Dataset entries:
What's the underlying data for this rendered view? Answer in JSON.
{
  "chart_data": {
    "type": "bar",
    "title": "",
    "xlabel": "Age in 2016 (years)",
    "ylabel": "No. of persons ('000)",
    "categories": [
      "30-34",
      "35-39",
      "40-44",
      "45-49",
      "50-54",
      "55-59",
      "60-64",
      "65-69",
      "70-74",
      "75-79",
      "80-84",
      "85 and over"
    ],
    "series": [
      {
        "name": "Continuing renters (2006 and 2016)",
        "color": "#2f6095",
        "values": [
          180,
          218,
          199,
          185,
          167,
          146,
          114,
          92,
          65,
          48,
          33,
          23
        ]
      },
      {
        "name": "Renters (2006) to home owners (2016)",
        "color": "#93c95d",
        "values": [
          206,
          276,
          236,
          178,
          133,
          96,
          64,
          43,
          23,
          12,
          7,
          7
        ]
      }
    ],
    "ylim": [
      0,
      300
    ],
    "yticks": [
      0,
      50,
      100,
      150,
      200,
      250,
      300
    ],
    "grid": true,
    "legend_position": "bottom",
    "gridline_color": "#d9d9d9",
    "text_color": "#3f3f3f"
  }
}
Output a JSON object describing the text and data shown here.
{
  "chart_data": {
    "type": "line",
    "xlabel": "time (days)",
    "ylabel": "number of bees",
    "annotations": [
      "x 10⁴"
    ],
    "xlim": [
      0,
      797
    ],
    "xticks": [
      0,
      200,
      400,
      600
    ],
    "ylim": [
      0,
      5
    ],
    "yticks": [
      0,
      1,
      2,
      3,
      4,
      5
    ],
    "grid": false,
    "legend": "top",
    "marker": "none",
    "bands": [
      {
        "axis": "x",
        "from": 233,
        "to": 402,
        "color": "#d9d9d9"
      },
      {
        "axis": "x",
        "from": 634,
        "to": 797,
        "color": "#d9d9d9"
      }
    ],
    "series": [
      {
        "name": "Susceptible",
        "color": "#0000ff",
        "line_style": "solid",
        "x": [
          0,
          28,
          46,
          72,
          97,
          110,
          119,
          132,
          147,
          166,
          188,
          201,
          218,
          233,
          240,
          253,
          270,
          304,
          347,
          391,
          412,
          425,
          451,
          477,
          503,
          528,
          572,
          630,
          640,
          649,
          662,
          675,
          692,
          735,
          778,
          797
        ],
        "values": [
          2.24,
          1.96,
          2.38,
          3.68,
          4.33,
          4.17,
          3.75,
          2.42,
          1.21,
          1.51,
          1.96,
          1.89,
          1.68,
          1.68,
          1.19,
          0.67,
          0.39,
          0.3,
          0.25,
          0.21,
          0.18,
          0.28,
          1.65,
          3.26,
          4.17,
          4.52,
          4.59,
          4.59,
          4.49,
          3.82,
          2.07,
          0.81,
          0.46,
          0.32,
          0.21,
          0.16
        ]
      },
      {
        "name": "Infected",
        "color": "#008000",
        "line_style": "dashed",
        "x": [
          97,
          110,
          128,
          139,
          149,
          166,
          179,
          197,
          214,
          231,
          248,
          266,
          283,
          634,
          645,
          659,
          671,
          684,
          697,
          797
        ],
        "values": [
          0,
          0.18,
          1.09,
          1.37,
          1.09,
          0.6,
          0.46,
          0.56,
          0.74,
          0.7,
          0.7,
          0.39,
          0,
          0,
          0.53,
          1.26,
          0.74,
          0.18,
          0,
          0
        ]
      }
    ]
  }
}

PROBLEM STATEMENT >> Every entry above should be retyped exactly as shown.

RESULT OF THE TASK >>
What's the underlying data for this rendered view? Answer in JSON.
{
  "chart_data": {
    "type": "bar",
    "title": "",
    "xlabel": "Age in 2016 (years)",
    "ylabel": "No. of persons ('000)",
    "categories": [
      "30-34",
      "35-39",
      "40-44",
      "45-49",
      "50-54",
      "55-59",
      "60-64",
      "65-69",
      "70-74",
      "75-79",
      "80-84",
      "85 and over"
    ],
    "series": [
      {
        "name": "Continuing renters (2006 and 2016)",
        "color": "#2f6095",
        "values": [
          180,
          218,
          199,
          185,
          167,
          146,
          114,
          92,
          65,
          48,
          33,
          23
        ]
      },
      {
        "name": "Renters (2006) to home owners (2016)",
        "color": "#93c95d",
        "values": [
          206,
          276,
          236,
          178,
          133,
          96,
          64,
          43,
          23,
          12,
          7,
          7
        ]
      }
    ],
    "ylim": [
      0,
      300
    ],
    "yticks": [
      0,
      50,
      100,
      150,
      200,
      250,
      300
    ],
    "grid": true,
    "legend_position": "bottom",
    "gridline_color": "#d9d9d9",
    "text_color": "#3f3f3f"
  }
}
Output a JSON object describing the text and data shown here.
{
  "chart_data": {
    "type": "line",
    "xlabel": "time (days)",
    "ylabel": "number of bees",
    "annotations": [
      "x 10⁴"
    ],
    "xlim": [
      0,
      797
    ],
    "xticks": [
      0,
      200,
      400,
      600
    ],
    "ylim": [
      0,
      5
    ],
    "yticks": [
      0,
      1,
      2,
      3,
      4,
      5
    ],
    "grid": false,
    "legend": "top",
    "marker": "none",
    "bands": [
      {
        "axis": "x",
        "from": 233,
        "to": 402,
        "color": "#d9d9d9"
      },
      {
        "axis": "x",
        "from": 634,
        "to": 797,
        "color": "#d9d9d9"
      }
    ],
    "series": [
      {
        "name": "Susceptible",
        "color": "#0000ff",
        "line_style": "solid",
        "x": [
          0,
          28,
          46,
          72,
          97,
          110,
          119,
          132,
          147,
          166,
          188,
          201,
          218,
          233,
          240,
          253,
          270,
          304,
          347,
          391,
          412,
          425,
          451,
          477,
          503,
          528,
          572,
          630,
          640,
          649,
          662,
          675,
          692,
          735,
          778,
          797
        ],
        "values": [
          2.24,
          1.96,
          2.38,
          3.68,
          4.33,
          4.17,
          3.75,
          2.42,
          1.21,
          1.51,
          1.96,
          1.89,
          1.68,
          1.68,
          1.19,
          0.67,
          0.39,
          0.3,
          0.25,
          0.21,
          0.18,
          0.28,
          1.65,
          3.26,
          4.17,
          4.52,
          4.59,
          4.59,
          4.49,
          3.82,
          2.07,
          0.81,
          0.46,
          0.32,
          0.21,
          0.16
        ]
      },
      {
        "name": "Infected",
        "color": "#008000",
        "line_style": "dashed",
        "x": [
          97,
          110,
          128,
          139,
          149,
          166,
          179,
          197,
          214,
          231,
          248,
          266,
          283,
          634,
          645,
          659,
          671,
          684,
          697,
          797
        ],
        "values": [
          0,
          0.18,
          1.09,
          1.37,
          1.09,
          0.6,
          0.46,
          0.56,
          0.74,
          0.7,
          0.7,
          0.39,
          0,
          0,
          0.53,
          1.26,
          0.74,
          0.18,
          0,
          0
        ]
      }
    ]
  }
}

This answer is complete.